### PROBLEM DETAILS
Set down exactly the lines from the one containing "Transcribe this image's" through the last line of the records below, both included, and nothing else.

### PROVIDED RECORDS

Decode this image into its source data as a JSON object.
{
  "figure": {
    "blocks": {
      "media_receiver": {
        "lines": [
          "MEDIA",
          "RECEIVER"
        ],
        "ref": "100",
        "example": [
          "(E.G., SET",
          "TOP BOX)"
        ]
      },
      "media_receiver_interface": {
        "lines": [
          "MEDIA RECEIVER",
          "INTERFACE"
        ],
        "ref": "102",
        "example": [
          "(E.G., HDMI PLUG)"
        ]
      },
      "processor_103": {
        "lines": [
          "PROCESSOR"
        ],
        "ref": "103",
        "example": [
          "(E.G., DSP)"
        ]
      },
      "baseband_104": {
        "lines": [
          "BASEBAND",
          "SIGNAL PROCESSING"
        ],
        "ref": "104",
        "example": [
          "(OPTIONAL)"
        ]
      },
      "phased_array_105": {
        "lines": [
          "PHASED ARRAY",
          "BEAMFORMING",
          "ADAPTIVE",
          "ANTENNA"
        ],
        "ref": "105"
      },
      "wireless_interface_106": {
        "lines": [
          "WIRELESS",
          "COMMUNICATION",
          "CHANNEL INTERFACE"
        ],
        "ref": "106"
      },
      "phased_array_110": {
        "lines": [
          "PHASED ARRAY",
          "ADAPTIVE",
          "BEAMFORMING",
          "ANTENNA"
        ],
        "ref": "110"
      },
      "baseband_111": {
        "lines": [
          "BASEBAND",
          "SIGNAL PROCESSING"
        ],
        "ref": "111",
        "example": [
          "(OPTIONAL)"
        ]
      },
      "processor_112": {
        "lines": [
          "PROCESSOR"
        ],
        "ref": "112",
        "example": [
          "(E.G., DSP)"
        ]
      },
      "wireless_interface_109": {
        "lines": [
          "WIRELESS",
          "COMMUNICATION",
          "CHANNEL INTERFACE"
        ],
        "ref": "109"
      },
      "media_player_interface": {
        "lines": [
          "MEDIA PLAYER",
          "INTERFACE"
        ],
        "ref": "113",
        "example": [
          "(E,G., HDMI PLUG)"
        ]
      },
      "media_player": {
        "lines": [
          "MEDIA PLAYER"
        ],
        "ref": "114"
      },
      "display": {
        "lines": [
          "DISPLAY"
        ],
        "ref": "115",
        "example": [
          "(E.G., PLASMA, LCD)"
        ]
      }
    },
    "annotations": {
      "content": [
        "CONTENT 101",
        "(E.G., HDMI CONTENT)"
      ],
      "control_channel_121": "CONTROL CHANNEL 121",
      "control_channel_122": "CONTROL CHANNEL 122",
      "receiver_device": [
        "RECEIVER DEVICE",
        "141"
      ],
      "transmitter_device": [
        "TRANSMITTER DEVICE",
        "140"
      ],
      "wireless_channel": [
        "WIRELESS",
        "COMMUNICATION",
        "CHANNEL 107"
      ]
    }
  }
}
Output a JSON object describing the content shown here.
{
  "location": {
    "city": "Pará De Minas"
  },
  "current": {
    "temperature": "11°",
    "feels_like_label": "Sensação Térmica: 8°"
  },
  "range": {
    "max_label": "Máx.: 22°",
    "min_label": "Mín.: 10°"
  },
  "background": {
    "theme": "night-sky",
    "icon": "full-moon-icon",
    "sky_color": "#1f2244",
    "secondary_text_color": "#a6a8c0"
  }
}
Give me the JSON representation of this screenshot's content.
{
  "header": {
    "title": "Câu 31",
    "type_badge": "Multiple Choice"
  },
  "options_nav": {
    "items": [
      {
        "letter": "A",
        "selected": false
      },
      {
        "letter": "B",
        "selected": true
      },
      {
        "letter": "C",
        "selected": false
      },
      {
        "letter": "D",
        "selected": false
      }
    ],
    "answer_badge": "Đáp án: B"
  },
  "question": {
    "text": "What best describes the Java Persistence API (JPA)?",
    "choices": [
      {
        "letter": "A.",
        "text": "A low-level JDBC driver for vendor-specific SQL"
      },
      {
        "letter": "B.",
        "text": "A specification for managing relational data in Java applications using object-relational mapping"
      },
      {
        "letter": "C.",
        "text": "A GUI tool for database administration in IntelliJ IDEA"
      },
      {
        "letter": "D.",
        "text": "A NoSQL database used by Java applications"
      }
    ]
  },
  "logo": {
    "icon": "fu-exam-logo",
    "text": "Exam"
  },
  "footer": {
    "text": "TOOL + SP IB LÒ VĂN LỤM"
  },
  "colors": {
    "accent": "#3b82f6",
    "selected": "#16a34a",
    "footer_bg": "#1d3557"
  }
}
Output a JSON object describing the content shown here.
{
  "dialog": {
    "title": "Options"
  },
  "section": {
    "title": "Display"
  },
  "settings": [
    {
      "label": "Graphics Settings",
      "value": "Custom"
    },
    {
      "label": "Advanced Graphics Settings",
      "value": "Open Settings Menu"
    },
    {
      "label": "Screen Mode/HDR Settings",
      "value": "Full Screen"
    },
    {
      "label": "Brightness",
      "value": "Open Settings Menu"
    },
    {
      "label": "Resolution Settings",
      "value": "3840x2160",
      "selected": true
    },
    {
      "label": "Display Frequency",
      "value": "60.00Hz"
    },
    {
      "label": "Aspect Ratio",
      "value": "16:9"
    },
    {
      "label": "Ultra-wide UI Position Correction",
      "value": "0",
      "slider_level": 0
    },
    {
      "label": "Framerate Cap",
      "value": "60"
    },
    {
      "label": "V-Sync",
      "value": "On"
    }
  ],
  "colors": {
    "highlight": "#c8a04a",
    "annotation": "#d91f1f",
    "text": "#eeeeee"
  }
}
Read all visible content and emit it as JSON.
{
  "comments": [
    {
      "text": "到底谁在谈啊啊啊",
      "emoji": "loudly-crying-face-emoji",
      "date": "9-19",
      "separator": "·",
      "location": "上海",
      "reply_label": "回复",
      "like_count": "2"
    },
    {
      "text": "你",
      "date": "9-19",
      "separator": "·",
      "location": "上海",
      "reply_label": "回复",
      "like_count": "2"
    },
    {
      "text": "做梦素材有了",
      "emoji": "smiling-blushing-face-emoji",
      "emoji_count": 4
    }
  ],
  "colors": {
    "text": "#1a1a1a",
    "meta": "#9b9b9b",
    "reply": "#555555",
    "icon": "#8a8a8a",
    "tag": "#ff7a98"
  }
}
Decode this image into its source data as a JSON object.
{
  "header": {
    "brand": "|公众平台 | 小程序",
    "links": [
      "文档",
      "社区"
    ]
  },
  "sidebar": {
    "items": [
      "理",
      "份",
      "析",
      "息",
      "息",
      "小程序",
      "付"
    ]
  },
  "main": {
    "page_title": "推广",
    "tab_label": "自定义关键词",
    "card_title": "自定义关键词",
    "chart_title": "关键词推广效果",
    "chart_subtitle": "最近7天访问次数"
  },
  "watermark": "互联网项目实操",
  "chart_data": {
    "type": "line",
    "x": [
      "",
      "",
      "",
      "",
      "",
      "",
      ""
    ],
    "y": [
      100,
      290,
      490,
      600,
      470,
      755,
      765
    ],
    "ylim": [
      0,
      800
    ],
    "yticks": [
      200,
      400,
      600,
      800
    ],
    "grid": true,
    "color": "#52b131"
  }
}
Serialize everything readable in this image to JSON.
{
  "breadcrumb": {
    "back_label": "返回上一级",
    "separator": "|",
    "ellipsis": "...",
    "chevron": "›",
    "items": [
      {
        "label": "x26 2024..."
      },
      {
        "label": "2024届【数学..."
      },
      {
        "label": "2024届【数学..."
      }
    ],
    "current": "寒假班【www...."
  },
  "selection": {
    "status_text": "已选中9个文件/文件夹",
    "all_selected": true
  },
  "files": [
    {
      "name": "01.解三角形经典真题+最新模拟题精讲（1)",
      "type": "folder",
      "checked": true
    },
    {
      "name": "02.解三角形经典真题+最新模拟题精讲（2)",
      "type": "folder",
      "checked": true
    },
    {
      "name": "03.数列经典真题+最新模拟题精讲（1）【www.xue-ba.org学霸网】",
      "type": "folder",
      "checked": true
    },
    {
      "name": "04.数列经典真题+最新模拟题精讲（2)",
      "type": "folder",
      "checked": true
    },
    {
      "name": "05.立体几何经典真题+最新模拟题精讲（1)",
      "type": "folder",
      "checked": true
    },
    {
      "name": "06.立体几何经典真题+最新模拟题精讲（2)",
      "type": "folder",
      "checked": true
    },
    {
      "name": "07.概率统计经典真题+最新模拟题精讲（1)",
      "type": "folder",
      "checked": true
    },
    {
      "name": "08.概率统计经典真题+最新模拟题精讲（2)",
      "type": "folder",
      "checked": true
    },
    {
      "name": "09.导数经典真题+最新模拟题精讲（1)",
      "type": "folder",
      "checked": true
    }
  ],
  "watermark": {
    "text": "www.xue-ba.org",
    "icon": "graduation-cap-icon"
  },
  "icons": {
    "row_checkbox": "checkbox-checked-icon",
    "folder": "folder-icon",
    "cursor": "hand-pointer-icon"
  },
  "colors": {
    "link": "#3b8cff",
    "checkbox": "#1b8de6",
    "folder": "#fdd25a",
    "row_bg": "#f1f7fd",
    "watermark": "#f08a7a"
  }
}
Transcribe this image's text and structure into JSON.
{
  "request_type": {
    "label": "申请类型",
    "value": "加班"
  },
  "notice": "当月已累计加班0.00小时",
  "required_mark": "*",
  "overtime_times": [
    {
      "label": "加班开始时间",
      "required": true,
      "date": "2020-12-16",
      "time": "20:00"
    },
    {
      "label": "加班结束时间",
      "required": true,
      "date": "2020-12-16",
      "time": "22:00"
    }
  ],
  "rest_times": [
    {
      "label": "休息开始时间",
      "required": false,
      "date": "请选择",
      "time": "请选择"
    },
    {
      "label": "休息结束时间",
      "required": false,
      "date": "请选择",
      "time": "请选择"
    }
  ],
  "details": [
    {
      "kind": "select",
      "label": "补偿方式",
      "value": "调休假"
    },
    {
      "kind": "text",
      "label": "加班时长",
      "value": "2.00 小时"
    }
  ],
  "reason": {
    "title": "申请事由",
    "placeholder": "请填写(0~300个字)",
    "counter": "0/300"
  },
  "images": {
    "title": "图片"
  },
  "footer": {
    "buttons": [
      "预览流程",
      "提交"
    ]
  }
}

### RESPONSE TO THE EXERCISE
Transcribe this image's text and structure into JSON.
{
  "request_type": {
    "label": "申请类型",
    "value": "加班"
  },
  "notice": "当月已累计加班0.00小时",
  "required_mark": "*",
  "overtime_times": [
    {
      "label": "加班开始时间",
      "required": true,
      "date": "2020-12-16",
      "time": "20:00"
    },
    {
      "label": "加班结束时间",
      "required": true,
      "date": "2020-12-16",
      "time": "22:00"
    }
  ],
  "rest_times": [
    {
      "label": "休息开始时间",
      "required": false,
      "date": "请选择",
      "time": "请选择"
    },
    {
      "label": "休息结束时间",
      "required": false,
      "date": "请选择",
      "time": "请选择"
    }
  ],
  "details": [
    {
      "kind": "select",
      "label": "补偿方式",
      "value": "调休假"
    },
    {
      "kind": "text",
      "label": "加班时长",
      "value": "2.00 小时"
    }
  ],
  "reason": {
    "title": "申请事由",
    "placeholder": "请填写(0~300个字)",
    "counter": "0/300"
  },
  "images": {
    "title": "图片"
  },
  "footer": {
    "buttons": [
      "预览流程",
      "提交"
    ]
  }
}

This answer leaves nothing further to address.